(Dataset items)
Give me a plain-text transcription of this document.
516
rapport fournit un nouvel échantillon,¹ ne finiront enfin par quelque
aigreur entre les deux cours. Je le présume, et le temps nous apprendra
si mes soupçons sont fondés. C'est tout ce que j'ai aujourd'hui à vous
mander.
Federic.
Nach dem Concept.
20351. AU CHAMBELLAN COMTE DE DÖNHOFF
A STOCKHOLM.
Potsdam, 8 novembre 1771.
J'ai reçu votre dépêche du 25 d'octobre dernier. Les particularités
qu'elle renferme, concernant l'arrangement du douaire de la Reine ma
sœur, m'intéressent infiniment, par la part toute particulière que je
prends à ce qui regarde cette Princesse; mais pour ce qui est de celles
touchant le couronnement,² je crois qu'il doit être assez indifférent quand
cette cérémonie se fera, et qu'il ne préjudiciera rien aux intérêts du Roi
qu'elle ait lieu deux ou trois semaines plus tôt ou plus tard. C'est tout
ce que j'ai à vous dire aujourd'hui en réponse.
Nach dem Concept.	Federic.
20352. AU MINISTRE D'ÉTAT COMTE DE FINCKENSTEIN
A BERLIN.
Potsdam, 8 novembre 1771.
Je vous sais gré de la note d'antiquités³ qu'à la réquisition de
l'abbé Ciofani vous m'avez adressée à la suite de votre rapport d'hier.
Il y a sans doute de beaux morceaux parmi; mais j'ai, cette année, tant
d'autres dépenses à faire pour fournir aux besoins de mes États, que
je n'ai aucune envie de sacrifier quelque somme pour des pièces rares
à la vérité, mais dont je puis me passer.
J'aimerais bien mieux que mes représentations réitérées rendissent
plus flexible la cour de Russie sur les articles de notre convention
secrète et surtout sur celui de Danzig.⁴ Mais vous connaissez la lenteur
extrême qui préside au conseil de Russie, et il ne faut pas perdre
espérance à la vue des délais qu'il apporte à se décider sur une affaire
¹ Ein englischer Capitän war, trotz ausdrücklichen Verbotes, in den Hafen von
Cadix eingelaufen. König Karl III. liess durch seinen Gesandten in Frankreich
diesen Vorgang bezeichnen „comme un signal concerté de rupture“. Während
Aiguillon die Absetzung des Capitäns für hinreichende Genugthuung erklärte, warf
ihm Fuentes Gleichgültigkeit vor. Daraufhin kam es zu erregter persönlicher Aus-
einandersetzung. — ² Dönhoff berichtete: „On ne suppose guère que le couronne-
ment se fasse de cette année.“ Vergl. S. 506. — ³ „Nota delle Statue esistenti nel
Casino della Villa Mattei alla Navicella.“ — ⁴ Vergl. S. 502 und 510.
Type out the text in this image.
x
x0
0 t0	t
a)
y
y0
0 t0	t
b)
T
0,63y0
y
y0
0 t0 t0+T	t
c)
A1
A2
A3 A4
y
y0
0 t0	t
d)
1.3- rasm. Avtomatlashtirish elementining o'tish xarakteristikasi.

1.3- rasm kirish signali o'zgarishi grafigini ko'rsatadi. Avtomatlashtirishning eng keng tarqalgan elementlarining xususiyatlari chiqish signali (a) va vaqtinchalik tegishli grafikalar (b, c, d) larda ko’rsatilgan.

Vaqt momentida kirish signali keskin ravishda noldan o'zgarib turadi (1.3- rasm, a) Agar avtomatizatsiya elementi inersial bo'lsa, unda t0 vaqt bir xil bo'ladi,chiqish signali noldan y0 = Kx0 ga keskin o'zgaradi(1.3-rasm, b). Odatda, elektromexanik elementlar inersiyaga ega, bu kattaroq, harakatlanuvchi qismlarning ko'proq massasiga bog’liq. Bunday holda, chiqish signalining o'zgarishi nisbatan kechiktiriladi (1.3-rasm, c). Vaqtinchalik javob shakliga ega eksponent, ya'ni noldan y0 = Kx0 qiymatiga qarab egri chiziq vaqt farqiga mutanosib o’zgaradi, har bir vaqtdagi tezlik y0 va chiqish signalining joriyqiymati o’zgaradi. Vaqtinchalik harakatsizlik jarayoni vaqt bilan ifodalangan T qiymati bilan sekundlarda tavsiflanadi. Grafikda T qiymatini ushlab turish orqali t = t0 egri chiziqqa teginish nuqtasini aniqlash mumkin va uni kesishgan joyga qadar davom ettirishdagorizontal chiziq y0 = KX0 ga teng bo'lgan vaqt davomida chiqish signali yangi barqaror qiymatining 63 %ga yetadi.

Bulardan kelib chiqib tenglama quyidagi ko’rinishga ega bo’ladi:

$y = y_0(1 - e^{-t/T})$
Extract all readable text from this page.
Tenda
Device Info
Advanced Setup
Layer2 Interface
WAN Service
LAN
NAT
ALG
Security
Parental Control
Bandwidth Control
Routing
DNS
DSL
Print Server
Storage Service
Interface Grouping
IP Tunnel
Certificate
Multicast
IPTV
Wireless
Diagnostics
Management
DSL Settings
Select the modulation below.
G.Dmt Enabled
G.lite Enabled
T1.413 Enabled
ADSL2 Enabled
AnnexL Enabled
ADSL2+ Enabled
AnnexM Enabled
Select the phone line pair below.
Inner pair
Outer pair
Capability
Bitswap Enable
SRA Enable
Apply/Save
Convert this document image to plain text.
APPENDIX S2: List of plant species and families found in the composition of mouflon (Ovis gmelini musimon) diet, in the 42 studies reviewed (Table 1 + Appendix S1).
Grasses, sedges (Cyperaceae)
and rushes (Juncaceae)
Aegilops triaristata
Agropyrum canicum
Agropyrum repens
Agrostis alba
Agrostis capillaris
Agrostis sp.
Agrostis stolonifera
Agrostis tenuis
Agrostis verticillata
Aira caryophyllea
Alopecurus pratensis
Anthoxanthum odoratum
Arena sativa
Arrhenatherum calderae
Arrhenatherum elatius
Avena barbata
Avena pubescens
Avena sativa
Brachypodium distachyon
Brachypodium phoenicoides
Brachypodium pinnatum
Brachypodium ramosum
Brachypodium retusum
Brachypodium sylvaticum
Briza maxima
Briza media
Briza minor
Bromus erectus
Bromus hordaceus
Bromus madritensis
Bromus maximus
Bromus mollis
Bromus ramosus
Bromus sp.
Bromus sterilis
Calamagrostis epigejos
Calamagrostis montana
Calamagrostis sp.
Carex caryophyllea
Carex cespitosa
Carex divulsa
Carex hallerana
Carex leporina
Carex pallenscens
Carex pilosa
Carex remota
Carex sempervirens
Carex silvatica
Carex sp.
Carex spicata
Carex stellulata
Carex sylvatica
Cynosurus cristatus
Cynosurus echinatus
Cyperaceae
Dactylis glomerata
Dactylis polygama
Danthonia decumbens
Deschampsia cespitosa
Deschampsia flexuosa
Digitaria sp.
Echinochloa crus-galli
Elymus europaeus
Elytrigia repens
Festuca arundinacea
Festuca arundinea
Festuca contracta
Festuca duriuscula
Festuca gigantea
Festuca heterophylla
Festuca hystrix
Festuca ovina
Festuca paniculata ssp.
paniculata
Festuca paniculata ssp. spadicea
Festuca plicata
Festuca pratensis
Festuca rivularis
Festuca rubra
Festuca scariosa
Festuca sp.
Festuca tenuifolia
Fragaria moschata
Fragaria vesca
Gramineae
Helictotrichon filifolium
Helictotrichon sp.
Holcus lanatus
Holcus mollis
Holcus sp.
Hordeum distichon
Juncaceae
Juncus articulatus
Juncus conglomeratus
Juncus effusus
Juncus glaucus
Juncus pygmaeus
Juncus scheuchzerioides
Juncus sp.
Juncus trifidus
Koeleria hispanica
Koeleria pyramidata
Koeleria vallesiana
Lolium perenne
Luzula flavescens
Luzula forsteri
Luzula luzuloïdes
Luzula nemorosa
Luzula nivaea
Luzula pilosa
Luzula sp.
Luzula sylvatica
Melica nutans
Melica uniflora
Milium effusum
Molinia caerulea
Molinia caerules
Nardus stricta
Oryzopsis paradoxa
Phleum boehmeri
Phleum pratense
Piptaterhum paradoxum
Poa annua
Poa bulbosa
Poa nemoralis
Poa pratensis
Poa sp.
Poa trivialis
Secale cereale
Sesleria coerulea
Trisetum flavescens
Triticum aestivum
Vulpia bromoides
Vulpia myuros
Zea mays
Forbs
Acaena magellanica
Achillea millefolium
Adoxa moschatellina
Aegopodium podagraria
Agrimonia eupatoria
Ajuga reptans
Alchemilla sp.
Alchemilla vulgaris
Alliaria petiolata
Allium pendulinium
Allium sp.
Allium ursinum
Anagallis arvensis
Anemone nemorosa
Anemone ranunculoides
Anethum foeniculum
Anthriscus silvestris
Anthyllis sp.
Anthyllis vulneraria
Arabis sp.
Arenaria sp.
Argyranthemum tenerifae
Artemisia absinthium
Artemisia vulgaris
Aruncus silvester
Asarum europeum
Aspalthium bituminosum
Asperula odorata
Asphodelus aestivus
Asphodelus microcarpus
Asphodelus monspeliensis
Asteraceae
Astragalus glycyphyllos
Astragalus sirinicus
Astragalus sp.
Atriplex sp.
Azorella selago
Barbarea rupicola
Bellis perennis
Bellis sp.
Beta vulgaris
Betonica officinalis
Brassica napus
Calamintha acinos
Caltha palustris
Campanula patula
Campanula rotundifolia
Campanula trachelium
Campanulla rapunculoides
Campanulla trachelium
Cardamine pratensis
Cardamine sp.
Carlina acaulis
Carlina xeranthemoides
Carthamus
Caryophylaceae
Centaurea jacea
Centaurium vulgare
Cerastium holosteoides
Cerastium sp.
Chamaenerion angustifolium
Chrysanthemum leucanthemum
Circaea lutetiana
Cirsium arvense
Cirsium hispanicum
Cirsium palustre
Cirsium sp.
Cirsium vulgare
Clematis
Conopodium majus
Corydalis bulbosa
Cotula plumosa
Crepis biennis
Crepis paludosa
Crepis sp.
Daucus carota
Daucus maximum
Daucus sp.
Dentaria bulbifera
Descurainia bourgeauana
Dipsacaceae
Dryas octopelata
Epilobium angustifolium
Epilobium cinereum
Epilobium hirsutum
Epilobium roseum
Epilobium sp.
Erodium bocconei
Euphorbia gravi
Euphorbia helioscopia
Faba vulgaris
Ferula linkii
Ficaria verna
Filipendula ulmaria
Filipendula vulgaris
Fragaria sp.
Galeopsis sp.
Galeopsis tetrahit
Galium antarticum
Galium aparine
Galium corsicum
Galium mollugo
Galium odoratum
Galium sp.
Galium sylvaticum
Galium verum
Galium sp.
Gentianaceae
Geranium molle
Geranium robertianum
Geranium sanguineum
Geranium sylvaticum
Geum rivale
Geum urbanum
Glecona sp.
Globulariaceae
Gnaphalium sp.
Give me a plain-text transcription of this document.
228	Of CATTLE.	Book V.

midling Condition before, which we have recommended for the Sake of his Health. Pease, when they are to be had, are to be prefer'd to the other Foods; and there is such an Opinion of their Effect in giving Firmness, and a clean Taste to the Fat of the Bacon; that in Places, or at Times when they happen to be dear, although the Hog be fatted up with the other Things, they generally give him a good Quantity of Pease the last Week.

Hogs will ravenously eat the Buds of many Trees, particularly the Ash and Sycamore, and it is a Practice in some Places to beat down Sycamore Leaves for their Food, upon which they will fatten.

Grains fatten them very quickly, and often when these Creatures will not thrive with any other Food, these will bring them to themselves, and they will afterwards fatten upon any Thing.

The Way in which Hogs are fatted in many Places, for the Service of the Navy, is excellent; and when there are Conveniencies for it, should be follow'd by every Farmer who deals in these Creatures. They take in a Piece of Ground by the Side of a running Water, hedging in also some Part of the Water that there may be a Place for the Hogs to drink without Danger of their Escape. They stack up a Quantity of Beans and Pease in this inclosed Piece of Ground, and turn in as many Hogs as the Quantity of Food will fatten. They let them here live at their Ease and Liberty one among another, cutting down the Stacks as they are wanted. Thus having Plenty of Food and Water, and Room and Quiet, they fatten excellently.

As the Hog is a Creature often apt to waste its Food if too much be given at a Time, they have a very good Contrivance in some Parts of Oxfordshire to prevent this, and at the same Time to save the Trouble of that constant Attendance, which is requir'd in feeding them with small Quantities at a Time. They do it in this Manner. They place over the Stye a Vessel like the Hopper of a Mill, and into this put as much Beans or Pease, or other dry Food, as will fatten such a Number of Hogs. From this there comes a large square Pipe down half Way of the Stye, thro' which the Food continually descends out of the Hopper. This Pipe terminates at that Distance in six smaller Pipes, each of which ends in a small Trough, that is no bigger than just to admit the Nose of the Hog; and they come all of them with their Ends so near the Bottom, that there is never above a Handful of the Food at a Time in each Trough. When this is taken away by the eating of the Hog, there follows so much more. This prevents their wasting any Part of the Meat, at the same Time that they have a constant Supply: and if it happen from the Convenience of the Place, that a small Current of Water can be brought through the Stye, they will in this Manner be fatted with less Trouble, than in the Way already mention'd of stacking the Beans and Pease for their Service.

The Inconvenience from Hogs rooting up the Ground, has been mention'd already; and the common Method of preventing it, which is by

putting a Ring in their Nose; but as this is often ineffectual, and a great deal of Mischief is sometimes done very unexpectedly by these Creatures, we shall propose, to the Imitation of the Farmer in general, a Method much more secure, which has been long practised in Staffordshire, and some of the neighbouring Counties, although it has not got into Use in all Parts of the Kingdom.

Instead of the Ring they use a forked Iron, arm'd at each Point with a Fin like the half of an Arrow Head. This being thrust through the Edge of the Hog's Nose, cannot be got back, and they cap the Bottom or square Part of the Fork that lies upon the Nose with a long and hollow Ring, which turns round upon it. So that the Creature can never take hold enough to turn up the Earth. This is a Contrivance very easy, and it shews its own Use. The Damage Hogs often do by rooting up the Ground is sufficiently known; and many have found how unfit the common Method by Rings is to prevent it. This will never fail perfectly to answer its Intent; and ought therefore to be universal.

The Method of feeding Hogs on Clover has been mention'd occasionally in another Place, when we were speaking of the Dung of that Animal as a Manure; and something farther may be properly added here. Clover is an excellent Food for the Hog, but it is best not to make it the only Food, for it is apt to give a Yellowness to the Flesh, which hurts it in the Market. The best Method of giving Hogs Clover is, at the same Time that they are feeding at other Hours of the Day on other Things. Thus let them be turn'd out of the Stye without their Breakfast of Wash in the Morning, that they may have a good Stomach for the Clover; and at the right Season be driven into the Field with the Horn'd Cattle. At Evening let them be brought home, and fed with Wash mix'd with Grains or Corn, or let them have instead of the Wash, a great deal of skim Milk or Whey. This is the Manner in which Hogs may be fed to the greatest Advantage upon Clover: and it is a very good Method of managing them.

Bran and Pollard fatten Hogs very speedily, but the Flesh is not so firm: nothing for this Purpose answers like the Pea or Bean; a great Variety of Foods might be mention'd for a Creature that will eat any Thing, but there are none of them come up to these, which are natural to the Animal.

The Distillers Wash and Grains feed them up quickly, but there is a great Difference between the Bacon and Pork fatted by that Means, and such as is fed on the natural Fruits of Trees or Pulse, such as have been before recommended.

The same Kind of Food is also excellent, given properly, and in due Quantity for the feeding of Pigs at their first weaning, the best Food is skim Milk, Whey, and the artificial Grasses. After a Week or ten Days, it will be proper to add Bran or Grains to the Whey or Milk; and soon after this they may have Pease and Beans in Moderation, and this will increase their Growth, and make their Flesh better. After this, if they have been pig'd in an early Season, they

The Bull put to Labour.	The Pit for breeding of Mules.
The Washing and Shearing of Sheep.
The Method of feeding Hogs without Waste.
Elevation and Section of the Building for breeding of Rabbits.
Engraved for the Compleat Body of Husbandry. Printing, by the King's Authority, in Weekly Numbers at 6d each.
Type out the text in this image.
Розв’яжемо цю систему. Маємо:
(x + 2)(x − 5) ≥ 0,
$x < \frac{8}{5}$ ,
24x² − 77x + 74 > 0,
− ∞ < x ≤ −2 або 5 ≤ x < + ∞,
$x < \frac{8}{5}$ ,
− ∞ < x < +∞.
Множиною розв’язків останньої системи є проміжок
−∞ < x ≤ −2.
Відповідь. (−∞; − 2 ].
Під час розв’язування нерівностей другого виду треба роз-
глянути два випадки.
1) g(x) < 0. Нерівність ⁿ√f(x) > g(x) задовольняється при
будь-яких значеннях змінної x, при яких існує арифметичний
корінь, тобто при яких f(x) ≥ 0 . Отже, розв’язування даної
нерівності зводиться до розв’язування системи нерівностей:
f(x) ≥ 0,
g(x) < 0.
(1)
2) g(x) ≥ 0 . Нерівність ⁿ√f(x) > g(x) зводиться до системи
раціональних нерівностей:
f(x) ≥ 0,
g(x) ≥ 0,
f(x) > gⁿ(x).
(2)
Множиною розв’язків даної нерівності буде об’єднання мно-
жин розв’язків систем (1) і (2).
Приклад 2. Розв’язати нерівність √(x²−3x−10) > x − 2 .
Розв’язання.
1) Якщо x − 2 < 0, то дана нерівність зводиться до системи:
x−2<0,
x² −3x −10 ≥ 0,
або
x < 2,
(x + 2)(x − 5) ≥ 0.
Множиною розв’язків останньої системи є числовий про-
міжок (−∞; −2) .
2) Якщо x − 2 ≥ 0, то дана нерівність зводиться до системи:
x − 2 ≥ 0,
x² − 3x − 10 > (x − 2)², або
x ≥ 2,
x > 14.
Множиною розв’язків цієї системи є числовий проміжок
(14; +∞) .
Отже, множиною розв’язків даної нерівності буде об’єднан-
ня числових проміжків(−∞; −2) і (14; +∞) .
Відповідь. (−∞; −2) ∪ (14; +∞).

◆ Set problem ◆
Extract all lines of the records above that include "flavescens".

◆ Expected answer ◆
Luzula flavescens
Trisetum flavescens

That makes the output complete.